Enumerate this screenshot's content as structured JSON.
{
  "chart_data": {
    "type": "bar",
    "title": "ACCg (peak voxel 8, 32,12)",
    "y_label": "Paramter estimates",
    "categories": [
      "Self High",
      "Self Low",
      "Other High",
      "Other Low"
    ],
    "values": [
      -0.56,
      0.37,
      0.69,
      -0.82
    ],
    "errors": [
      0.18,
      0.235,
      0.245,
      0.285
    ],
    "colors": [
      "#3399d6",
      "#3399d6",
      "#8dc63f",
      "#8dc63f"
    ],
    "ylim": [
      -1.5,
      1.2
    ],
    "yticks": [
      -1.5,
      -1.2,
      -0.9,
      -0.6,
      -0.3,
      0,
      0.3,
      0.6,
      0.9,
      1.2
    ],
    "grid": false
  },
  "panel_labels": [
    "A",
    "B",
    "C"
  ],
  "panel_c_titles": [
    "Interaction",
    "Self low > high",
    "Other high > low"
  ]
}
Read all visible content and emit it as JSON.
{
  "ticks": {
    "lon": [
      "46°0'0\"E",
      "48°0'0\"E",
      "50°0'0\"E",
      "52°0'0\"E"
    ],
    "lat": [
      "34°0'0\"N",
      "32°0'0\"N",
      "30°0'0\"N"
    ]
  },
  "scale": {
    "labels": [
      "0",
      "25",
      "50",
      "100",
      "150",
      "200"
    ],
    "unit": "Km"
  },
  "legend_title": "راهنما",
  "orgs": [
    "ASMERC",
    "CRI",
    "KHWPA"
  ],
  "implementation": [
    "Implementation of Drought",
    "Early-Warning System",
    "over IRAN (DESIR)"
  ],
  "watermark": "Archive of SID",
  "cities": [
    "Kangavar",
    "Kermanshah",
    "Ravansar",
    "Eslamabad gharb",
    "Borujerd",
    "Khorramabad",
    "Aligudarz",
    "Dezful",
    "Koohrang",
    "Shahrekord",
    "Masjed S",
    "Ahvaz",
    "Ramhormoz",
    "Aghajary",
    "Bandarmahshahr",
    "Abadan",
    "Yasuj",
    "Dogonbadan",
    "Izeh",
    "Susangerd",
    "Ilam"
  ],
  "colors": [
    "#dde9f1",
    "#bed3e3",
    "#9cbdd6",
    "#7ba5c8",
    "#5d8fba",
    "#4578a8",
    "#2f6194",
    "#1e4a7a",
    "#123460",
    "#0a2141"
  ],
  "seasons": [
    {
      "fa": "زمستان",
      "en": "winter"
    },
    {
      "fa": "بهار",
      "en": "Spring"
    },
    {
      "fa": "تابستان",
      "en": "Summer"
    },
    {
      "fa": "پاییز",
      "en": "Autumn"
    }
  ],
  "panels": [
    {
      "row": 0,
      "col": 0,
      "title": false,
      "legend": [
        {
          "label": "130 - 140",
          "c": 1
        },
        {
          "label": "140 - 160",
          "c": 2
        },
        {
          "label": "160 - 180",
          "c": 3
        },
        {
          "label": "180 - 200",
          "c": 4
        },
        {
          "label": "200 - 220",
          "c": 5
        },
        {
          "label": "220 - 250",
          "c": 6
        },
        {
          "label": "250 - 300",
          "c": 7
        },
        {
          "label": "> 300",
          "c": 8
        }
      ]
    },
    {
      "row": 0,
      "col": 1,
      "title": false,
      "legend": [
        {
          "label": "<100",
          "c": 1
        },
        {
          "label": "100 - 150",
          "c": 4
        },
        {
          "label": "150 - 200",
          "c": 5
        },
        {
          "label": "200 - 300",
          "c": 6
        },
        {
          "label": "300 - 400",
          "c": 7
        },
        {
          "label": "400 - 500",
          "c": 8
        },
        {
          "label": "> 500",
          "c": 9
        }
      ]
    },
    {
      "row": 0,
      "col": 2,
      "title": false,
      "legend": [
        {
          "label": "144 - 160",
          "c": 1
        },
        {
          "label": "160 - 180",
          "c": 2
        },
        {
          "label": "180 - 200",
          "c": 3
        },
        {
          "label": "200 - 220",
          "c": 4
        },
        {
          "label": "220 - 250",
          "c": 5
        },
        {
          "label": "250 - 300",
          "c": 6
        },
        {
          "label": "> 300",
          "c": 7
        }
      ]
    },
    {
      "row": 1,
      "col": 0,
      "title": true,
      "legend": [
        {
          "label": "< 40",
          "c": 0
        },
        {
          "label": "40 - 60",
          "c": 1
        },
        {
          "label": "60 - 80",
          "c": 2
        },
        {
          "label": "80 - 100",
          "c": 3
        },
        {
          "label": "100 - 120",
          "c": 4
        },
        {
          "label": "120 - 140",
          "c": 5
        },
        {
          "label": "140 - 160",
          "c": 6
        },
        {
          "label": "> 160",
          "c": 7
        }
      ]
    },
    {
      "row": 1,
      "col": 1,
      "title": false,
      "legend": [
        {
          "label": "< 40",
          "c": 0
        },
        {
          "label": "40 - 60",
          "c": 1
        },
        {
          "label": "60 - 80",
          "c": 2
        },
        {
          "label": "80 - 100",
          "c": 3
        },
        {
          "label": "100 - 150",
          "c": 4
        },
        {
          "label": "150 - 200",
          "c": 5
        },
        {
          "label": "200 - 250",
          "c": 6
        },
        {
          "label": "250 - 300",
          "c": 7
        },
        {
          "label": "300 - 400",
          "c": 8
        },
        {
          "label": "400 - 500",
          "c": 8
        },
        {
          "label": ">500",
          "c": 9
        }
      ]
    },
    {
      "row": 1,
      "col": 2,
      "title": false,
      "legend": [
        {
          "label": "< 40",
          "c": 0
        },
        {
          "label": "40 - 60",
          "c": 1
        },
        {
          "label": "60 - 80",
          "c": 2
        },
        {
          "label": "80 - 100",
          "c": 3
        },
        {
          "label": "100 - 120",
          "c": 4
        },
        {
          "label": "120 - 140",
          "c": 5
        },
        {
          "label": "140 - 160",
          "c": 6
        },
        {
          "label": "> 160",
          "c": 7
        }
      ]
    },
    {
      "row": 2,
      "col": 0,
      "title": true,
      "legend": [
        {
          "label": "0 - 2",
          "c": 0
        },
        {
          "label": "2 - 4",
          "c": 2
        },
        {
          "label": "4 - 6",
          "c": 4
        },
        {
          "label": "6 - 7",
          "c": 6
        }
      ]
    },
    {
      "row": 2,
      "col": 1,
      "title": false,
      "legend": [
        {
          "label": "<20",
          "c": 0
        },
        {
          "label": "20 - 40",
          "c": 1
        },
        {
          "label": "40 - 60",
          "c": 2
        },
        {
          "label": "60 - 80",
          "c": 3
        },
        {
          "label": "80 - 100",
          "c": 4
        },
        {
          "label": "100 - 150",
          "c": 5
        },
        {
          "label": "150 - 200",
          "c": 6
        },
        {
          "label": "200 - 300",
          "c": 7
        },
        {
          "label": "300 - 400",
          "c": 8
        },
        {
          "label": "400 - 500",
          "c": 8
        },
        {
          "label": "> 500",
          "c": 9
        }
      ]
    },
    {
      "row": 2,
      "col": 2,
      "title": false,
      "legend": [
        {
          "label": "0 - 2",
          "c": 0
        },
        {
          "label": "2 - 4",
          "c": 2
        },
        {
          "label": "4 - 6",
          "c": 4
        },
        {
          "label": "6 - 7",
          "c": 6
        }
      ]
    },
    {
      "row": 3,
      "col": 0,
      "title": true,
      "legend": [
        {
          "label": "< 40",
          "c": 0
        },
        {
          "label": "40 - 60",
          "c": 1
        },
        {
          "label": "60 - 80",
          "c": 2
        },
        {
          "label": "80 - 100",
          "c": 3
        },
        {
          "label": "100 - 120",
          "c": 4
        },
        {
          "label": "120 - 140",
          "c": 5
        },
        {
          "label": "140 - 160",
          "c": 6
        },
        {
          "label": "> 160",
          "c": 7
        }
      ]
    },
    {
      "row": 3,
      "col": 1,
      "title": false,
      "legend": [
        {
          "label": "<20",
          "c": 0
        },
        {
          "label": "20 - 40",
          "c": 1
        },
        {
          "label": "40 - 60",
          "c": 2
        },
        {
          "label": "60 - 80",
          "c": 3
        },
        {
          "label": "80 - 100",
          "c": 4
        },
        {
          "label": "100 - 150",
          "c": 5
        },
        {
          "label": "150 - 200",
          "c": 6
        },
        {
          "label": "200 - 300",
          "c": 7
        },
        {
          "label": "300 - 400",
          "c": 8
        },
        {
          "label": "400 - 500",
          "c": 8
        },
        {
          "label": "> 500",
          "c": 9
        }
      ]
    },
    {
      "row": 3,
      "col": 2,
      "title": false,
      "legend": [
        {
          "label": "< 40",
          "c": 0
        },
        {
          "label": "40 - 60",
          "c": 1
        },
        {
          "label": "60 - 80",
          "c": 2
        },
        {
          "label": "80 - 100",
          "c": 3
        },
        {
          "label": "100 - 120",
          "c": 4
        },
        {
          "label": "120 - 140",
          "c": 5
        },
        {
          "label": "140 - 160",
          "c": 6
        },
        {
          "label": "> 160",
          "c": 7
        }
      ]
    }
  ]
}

● **TASK TO COMPLETE**:
Look through the material and say how many lines hold "content". Give the number only.

● **FINAL ANSWER**:
2